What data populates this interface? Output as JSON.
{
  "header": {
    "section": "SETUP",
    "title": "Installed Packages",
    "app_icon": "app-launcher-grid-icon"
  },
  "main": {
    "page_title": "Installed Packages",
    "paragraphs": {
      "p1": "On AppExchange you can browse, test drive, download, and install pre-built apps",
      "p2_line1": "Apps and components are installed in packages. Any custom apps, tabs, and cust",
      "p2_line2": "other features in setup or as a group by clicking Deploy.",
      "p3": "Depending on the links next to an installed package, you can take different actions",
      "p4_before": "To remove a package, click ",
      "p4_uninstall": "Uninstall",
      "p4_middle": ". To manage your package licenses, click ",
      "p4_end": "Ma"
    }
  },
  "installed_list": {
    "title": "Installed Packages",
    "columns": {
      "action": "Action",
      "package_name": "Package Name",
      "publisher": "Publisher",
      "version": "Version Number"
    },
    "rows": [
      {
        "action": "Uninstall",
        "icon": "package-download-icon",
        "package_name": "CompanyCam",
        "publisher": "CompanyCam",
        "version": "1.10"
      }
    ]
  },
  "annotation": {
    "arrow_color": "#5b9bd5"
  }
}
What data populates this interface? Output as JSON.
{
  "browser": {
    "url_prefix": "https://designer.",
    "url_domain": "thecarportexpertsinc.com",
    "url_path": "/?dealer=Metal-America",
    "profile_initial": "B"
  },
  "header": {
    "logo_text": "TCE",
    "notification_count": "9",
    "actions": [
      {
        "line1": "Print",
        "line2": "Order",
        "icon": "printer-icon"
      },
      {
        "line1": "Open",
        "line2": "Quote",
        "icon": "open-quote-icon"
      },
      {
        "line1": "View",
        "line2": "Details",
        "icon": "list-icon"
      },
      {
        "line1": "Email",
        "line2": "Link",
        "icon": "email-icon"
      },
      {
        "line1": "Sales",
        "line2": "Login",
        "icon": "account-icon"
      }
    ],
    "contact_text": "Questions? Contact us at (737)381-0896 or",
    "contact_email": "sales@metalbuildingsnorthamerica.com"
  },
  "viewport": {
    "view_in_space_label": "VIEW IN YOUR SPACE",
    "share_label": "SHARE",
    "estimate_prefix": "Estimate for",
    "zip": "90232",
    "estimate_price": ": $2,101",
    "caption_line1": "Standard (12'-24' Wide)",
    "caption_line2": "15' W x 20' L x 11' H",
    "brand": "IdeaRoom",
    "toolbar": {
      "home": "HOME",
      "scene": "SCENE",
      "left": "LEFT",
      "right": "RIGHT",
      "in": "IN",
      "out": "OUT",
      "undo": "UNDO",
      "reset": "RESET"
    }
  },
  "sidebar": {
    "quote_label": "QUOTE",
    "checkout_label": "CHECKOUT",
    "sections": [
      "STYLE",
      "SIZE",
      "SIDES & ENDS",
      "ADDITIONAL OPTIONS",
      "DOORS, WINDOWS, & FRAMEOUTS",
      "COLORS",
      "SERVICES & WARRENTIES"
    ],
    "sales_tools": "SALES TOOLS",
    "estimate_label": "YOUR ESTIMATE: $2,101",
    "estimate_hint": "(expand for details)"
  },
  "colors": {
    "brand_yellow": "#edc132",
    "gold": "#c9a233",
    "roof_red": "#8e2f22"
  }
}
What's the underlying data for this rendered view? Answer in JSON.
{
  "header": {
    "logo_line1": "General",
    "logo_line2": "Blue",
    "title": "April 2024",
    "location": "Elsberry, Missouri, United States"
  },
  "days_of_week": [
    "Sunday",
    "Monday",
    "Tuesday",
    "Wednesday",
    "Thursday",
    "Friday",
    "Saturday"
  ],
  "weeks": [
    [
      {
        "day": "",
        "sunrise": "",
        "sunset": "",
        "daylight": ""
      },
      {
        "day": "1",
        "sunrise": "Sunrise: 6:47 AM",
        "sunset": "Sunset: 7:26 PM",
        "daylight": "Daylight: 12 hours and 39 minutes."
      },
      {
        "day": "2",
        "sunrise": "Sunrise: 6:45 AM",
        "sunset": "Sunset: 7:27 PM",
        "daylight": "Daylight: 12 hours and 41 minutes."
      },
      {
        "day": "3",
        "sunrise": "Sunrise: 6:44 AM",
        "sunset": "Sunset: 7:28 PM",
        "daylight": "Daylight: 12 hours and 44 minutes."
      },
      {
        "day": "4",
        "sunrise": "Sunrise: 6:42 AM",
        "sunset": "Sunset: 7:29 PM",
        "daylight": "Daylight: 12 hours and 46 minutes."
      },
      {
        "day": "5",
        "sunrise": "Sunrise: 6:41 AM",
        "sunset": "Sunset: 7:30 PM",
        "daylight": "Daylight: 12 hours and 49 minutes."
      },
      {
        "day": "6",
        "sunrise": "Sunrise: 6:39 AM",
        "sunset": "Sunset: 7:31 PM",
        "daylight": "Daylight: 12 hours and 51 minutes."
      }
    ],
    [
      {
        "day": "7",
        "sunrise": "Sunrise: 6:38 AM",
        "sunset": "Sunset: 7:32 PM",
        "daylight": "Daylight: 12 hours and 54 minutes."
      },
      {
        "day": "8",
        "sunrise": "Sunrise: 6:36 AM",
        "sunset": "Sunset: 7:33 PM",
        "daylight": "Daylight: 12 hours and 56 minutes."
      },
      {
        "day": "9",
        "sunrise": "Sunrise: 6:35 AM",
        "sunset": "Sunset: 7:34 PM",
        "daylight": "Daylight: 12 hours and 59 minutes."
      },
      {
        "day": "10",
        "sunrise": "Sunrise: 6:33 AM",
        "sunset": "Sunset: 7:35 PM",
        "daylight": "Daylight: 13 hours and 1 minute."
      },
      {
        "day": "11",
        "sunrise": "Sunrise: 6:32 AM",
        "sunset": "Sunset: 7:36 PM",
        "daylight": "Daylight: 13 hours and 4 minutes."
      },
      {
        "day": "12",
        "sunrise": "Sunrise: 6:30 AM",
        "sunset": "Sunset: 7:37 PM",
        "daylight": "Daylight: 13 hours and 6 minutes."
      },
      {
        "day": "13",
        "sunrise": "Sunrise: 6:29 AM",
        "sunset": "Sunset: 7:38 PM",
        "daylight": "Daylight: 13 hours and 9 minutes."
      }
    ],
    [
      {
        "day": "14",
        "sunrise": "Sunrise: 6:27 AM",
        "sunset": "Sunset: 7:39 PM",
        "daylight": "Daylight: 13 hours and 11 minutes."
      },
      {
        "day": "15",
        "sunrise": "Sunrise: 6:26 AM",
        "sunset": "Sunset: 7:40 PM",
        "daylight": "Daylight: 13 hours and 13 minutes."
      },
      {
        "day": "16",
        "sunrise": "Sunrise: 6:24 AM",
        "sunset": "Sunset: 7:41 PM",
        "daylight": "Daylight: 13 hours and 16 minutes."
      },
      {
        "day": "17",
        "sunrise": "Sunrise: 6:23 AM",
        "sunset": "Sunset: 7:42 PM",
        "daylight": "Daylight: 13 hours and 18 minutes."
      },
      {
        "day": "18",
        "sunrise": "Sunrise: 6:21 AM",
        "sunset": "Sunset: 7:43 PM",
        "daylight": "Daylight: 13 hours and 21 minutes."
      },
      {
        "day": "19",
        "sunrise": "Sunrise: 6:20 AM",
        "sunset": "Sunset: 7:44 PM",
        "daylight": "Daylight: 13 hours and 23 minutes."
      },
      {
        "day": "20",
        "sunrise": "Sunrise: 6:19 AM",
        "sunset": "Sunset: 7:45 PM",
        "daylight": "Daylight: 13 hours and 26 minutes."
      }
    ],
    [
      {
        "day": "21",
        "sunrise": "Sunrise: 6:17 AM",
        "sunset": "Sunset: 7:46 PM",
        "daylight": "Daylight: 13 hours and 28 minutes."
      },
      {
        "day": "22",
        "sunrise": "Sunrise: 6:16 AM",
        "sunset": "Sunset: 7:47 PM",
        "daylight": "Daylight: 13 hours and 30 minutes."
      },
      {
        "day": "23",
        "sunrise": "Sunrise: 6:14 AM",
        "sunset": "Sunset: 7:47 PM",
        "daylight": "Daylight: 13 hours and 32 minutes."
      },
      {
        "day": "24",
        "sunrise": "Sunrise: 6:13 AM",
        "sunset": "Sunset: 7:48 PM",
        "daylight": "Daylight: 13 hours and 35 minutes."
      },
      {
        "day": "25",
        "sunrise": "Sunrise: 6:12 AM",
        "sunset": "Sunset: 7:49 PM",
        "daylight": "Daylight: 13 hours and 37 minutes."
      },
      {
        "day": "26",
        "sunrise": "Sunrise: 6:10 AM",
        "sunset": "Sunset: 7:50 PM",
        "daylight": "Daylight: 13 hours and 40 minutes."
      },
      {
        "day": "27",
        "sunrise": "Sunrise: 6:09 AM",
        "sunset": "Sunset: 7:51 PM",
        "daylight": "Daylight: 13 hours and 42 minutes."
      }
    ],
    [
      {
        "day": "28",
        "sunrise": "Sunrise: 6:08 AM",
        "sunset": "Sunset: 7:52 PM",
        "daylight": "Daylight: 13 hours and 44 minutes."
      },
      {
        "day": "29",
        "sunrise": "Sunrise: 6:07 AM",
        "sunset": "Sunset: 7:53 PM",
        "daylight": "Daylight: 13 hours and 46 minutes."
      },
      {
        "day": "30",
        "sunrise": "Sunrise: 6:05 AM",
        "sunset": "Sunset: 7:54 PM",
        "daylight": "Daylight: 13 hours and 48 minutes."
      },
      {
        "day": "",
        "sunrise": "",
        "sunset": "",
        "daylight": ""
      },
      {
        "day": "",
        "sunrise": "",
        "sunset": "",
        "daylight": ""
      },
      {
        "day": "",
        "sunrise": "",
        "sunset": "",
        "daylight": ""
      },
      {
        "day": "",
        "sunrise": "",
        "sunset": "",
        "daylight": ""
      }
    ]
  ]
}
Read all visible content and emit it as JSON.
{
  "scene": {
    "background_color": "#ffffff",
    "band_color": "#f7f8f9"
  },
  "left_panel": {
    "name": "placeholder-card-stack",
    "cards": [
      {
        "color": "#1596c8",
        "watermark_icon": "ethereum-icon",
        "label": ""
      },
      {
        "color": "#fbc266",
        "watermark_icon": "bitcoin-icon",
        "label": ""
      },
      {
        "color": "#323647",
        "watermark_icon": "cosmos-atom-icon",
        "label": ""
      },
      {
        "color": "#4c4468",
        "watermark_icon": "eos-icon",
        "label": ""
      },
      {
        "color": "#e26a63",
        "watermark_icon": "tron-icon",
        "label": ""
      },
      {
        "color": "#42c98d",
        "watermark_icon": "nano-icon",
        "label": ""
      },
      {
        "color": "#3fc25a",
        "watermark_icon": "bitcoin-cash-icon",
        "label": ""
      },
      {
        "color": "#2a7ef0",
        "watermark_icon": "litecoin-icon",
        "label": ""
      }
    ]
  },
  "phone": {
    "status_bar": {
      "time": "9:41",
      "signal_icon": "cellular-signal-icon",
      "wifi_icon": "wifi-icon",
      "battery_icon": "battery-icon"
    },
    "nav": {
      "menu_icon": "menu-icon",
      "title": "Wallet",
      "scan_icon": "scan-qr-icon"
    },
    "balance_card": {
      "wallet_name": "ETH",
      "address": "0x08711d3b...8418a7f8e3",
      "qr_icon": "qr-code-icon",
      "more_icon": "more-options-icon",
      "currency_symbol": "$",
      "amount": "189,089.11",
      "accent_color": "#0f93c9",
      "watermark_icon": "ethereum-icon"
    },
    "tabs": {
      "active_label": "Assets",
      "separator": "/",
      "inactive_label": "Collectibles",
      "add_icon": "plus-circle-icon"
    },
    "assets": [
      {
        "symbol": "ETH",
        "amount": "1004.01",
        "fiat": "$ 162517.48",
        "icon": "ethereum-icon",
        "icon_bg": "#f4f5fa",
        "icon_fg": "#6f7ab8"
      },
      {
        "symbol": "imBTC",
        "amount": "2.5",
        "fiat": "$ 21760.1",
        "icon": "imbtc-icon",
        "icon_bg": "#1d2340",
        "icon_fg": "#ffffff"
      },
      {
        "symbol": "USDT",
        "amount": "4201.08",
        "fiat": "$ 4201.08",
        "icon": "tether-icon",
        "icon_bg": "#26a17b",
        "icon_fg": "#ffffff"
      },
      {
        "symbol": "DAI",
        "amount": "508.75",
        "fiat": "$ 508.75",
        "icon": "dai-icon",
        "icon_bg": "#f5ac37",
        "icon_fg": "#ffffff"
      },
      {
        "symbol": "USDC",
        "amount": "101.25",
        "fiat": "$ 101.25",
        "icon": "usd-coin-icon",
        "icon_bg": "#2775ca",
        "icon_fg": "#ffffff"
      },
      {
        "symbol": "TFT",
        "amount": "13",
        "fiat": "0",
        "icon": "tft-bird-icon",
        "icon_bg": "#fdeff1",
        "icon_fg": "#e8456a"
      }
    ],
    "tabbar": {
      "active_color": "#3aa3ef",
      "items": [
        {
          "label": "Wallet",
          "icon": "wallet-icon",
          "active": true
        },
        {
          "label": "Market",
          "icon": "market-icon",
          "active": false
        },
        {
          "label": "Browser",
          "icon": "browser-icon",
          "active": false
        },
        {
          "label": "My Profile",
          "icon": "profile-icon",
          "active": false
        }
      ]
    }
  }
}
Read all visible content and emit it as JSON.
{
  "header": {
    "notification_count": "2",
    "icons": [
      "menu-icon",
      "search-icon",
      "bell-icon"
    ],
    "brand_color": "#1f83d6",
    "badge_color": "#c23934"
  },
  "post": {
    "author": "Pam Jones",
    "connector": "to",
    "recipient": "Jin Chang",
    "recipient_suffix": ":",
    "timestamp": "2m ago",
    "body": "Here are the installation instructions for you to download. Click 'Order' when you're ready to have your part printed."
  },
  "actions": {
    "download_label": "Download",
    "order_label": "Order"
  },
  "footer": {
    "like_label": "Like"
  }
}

▶ _Exercise brief_: Pick out each line in the material containing "amount".

▶ _Solution_:
      "amount": "189,089.11",
        "amount": "1004.01",
        "amount": "2.5",
        "amount": "4201.08",
        "amount": "508.75",
        "amount": "101.25",
        "amount": "13",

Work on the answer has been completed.